--- Begin RECORDED INFORMATION ---

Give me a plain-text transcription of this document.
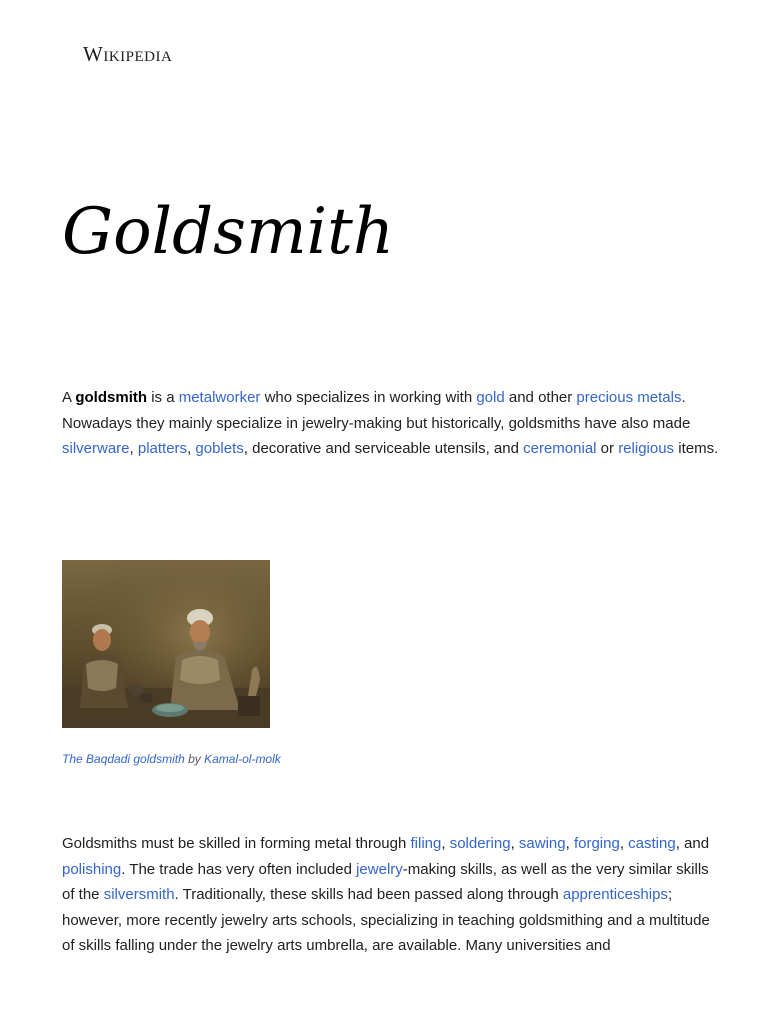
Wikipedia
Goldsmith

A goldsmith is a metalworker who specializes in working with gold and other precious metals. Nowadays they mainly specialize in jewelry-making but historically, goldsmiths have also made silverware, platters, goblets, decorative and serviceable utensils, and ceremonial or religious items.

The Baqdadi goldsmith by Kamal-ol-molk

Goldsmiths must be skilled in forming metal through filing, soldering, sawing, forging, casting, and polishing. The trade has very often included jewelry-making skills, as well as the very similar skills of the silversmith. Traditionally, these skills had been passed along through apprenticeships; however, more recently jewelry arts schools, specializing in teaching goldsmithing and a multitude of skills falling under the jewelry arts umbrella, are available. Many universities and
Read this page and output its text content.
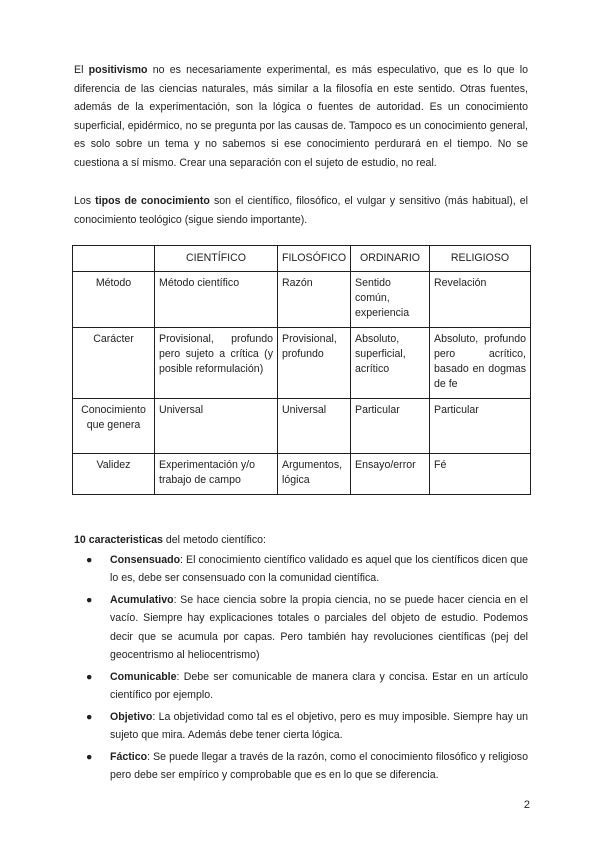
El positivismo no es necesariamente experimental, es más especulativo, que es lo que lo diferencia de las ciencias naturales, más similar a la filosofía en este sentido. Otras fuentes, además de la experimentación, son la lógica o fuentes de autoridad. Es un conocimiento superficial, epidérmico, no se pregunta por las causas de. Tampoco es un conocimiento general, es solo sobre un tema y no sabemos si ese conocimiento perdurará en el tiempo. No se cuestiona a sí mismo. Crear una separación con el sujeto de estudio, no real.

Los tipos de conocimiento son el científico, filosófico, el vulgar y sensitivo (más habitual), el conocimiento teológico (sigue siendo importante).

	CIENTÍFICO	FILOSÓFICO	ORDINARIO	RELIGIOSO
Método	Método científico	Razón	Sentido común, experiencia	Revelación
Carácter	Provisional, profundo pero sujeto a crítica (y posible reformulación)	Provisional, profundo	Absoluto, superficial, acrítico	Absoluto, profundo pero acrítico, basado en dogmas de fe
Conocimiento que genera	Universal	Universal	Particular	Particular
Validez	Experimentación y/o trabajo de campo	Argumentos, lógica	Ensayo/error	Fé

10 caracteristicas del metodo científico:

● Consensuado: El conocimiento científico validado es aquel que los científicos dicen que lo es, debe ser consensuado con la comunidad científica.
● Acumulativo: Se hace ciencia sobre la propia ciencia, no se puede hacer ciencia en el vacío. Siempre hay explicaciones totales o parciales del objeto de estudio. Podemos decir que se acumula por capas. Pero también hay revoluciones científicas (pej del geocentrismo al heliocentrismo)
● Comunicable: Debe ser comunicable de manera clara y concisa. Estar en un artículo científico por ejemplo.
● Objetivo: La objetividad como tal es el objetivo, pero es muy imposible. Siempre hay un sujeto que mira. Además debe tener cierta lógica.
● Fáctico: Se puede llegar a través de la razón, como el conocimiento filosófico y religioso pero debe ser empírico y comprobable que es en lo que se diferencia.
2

--- End RECORDED INFORMATION ---

SET PROBLEM ->
Say the number of lines in the listing that hold "this", with no added words.

SOLUTION TO THE EXERCISE ->
2